- Short exercise -
Return the lines where the word "feedback" occurs.

- Listing -
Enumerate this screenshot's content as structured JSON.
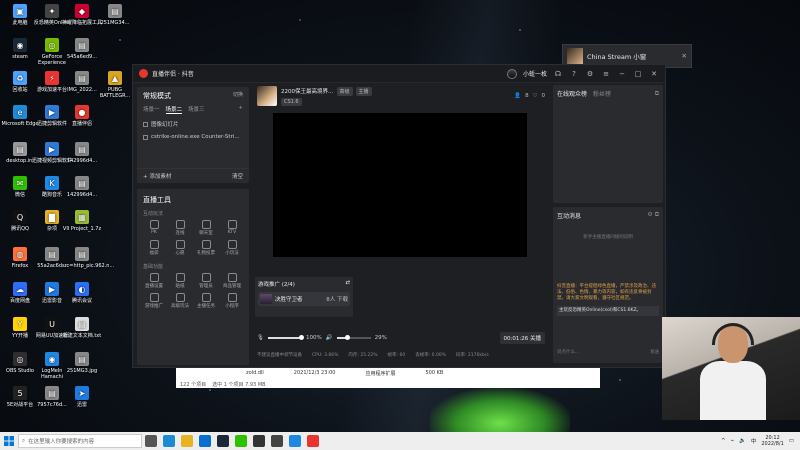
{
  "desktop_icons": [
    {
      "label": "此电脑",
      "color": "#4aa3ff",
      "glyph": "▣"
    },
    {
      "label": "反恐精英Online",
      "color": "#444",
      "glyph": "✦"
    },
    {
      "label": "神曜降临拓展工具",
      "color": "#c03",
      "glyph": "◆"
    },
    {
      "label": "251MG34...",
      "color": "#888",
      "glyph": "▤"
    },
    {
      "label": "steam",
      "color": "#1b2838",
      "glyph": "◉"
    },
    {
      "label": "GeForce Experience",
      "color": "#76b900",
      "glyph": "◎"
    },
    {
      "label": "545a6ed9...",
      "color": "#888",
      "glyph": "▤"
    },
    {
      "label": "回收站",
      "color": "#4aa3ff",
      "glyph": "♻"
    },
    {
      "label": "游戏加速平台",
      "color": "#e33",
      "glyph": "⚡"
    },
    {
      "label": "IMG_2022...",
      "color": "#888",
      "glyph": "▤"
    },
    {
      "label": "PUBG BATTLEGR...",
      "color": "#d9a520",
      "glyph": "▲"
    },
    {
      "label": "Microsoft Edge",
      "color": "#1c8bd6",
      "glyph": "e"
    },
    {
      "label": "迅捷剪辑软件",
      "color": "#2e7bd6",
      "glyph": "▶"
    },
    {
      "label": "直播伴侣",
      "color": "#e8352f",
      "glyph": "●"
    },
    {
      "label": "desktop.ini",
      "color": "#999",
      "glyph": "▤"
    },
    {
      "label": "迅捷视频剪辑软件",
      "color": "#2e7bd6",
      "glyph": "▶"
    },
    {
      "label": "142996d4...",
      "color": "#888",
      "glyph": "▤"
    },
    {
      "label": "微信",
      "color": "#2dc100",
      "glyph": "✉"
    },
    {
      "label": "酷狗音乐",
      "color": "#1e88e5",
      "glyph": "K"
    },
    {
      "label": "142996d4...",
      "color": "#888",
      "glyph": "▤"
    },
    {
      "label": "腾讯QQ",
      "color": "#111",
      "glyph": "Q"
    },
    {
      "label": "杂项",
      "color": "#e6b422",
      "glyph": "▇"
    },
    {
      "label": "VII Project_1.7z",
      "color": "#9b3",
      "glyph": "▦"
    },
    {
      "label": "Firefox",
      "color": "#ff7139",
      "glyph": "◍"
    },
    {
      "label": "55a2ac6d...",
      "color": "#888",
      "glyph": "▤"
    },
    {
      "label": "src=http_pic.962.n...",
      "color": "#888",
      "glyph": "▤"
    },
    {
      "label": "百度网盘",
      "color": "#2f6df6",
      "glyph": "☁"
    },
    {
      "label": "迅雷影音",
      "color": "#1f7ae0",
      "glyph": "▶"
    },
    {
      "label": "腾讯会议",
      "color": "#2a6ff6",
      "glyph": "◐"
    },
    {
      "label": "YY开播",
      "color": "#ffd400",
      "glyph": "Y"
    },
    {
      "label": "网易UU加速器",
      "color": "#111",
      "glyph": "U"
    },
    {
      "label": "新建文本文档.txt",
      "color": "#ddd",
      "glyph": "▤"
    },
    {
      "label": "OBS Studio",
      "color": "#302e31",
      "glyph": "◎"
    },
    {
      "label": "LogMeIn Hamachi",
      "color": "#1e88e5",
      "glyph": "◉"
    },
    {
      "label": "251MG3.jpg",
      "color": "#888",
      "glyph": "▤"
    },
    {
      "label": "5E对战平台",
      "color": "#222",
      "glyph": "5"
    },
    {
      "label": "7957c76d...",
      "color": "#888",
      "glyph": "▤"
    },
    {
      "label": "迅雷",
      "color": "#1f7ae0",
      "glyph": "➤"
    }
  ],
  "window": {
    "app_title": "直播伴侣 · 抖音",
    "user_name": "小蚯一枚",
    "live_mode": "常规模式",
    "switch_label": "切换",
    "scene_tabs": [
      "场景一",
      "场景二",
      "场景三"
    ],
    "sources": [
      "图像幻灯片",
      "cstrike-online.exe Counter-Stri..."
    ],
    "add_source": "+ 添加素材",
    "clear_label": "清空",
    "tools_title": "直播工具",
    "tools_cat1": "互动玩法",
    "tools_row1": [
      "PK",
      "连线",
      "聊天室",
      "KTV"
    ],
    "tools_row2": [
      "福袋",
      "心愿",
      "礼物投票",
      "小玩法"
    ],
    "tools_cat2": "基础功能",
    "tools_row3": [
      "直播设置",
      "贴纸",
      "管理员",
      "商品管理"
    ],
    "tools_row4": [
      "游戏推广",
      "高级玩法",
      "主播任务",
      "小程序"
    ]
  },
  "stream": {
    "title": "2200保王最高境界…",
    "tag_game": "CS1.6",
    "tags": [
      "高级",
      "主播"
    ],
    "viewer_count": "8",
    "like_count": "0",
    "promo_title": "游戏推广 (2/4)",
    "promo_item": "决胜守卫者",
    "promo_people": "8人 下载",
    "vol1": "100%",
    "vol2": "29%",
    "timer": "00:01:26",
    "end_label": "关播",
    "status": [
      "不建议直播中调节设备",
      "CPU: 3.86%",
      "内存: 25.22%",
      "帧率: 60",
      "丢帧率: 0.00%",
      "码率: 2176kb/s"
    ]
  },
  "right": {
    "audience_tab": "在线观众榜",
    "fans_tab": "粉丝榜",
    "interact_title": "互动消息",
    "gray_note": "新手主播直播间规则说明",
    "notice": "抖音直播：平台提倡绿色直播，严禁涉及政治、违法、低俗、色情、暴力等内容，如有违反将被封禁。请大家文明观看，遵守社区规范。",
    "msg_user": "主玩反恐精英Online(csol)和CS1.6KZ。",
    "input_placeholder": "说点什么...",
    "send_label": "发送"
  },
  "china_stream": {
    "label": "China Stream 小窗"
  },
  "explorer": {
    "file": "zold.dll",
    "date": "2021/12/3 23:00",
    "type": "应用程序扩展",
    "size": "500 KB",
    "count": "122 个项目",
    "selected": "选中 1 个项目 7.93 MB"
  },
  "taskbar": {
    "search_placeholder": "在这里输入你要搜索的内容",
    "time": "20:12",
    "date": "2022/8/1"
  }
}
...
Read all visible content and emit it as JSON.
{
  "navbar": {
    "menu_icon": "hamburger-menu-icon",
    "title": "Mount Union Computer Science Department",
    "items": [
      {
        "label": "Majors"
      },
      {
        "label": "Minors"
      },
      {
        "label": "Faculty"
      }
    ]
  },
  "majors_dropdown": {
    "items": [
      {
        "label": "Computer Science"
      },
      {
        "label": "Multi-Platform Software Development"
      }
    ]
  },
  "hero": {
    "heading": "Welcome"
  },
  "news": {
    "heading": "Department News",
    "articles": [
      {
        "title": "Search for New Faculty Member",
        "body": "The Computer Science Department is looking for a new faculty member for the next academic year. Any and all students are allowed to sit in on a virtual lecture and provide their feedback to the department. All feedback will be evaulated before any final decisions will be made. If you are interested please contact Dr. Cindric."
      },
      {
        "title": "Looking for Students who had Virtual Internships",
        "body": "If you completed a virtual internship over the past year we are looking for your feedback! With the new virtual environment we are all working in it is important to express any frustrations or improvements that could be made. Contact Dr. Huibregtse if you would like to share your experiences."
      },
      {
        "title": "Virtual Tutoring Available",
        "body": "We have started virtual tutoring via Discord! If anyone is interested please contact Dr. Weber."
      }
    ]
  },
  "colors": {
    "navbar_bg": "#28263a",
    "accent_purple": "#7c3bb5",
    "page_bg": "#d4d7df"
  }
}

- Answer for this exercise -
        "body": "The Computer Science Department is looking for a new faculty member for the next academic year. Any and all students are allowed to sit in on a virtual lecture and provide their feedback to the department. All feedback will be evaulated before any final decisions will be made. If you are interested please contact Dr. Cindric."
        "body": "If you completed a virtual internship over the past year we are looking for your feedback! With the new virtual environment we are all working in it is important to express any frustrations or improvements that could be made. Contact Dr. Huibregtse if you would like to share your experiences."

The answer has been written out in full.